▸ **STATED TASK**
Pull every line containing "seurakunnan" from the entries.

start RECORD LIST

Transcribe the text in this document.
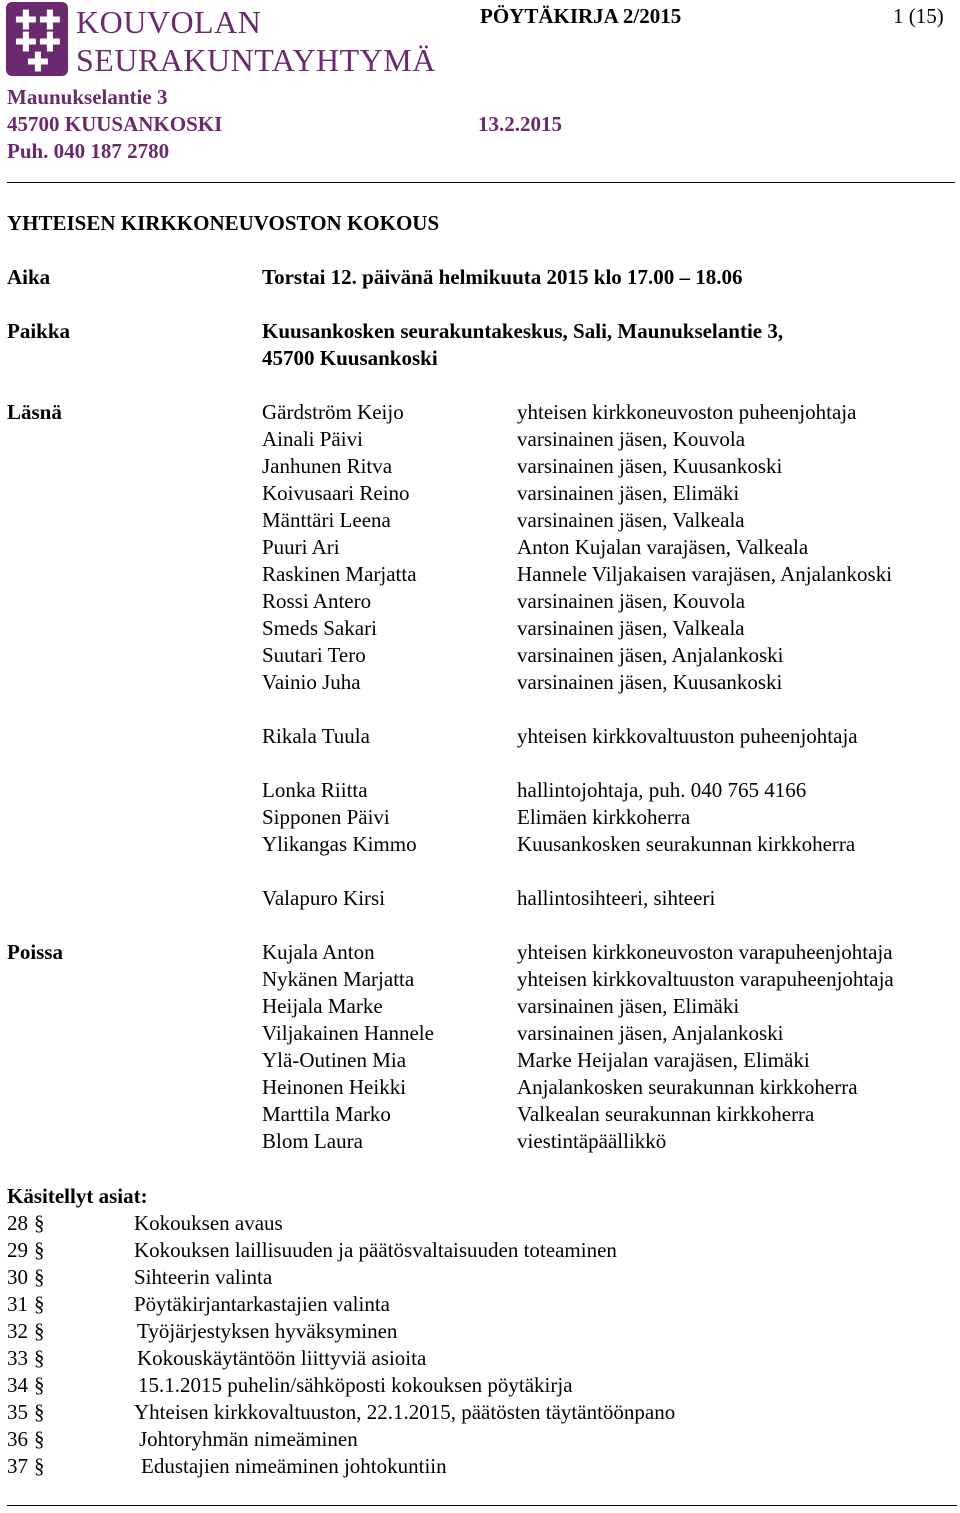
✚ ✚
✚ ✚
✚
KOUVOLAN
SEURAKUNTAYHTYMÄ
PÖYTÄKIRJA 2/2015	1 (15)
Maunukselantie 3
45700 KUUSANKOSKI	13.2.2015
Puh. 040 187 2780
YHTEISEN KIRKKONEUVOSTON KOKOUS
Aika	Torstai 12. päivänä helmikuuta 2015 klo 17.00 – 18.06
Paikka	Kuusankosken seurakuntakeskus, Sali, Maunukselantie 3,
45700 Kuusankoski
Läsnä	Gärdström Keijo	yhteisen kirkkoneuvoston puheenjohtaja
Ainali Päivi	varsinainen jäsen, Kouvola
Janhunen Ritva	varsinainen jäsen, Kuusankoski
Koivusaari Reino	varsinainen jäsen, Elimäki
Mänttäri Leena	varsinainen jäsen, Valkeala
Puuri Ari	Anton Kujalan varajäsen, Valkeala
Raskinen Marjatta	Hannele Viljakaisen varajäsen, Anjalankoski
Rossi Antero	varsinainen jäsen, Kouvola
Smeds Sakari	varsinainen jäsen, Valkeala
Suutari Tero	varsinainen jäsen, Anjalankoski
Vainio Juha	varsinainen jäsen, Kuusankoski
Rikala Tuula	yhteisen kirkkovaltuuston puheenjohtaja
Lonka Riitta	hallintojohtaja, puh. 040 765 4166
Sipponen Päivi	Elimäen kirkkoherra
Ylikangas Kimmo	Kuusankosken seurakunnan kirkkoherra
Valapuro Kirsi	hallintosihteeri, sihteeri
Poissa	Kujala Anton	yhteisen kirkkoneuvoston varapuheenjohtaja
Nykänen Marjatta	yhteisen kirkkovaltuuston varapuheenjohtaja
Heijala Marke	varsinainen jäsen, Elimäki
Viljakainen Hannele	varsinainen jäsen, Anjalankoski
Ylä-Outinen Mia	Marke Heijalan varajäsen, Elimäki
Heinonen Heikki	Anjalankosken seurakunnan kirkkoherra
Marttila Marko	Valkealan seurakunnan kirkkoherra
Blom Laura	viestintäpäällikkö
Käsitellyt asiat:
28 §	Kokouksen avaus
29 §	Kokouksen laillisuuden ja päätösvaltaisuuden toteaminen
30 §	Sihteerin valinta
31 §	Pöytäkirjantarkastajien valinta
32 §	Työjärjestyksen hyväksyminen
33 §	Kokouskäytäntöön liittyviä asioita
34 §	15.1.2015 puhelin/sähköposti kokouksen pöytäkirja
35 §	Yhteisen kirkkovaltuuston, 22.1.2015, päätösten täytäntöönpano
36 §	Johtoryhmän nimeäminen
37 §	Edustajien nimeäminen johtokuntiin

end RECORD LIST

▸ **REPLY**
Ylikangas Kimmo	Kuusankosken seurakunnan kirkkoherra
Heinonen Heikki	Anjalankosken seurakunnan kirkkoherra
Marttila Marko	Valkealan seurakunnan kirkkoherra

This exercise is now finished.